Source material
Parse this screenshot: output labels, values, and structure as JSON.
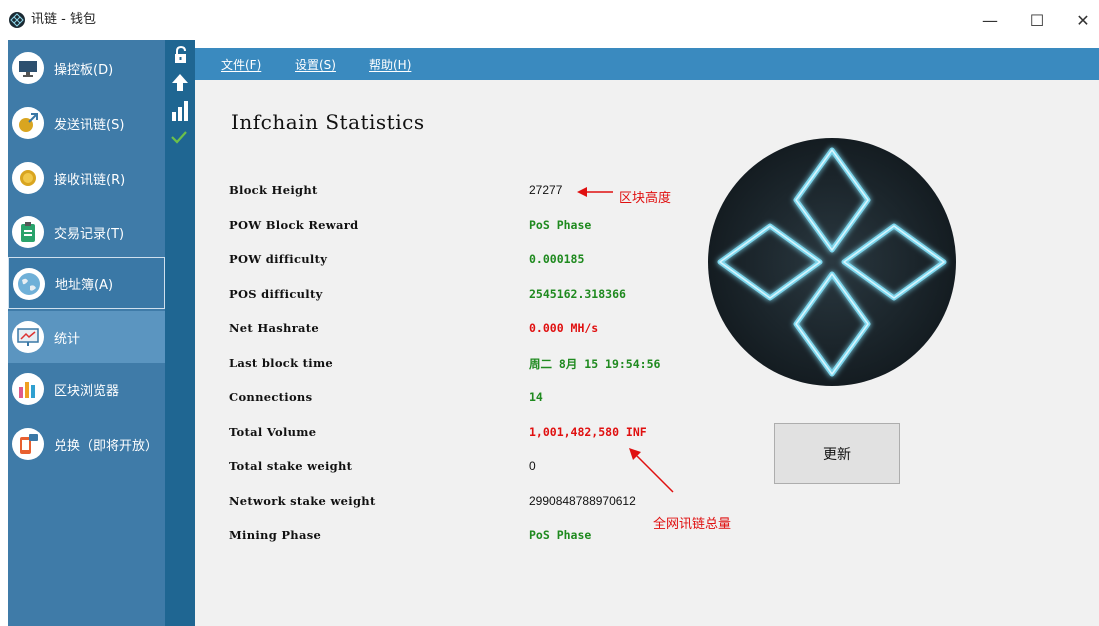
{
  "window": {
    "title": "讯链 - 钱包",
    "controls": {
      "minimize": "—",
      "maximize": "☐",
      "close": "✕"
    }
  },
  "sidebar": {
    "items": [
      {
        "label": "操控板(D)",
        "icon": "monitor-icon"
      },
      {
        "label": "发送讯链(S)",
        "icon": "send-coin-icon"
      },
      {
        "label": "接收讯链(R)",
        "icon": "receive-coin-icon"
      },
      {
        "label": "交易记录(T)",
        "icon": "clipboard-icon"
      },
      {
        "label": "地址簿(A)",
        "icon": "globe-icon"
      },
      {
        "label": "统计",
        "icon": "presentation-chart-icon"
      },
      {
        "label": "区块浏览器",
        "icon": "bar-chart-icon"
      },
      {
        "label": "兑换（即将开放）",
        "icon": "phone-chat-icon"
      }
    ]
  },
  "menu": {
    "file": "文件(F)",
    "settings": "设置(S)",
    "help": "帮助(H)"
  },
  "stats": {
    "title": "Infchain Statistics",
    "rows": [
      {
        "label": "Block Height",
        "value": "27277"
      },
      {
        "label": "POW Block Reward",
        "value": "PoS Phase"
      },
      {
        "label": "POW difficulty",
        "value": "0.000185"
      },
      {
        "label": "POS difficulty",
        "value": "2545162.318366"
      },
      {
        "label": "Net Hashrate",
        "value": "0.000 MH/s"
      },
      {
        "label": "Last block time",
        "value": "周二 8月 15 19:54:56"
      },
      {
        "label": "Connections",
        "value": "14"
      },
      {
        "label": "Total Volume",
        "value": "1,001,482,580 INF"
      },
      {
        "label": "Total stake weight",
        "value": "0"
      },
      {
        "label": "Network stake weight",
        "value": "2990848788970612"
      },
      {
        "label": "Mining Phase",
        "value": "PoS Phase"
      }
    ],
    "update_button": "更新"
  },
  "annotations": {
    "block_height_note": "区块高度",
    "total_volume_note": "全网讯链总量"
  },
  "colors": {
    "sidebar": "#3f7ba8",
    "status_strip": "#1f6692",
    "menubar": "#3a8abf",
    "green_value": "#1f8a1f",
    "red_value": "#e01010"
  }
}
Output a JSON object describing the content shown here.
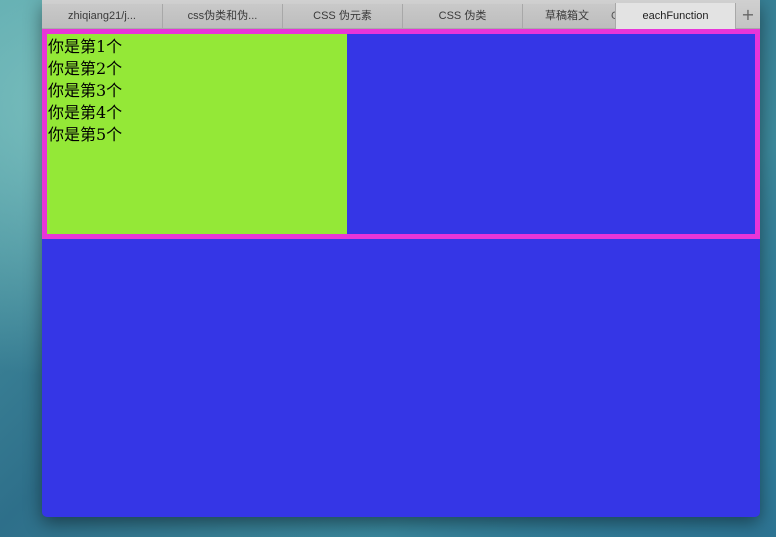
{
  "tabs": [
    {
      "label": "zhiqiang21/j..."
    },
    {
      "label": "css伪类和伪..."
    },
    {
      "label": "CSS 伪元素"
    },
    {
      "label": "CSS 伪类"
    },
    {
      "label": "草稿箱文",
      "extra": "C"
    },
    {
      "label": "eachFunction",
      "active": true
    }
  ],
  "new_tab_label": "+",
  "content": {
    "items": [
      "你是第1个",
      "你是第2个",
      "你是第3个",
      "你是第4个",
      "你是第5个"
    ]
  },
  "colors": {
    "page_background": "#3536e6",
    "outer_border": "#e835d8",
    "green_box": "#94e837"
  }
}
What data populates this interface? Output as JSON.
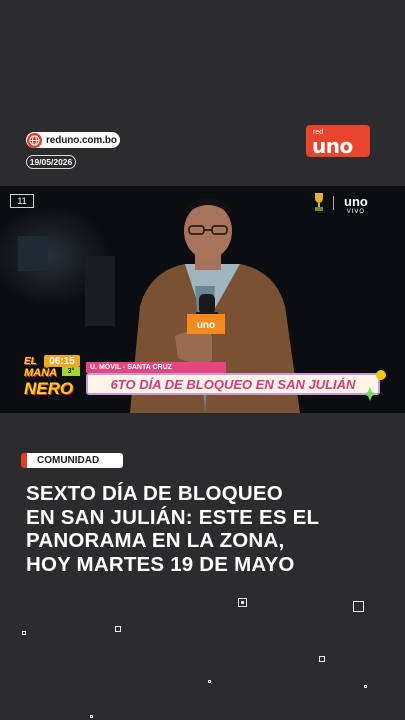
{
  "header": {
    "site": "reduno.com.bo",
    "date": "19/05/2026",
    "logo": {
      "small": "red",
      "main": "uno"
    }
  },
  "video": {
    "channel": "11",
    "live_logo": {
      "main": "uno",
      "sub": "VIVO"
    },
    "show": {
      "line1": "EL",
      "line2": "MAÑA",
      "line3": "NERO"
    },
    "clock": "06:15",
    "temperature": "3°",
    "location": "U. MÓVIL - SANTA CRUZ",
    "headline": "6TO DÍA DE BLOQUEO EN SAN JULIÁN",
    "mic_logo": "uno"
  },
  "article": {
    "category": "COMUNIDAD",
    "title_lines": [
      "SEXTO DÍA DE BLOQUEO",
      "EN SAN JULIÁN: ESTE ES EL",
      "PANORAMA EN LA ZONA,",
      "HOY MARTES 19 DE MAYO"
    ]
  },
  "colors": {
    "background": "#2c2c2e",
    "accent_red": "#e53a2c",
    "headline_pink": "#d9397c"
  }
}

What is needed
Pull out every line of the records that includes the string "content".

Response to the task
Output a JSON object describing the content shown here.
  "content": {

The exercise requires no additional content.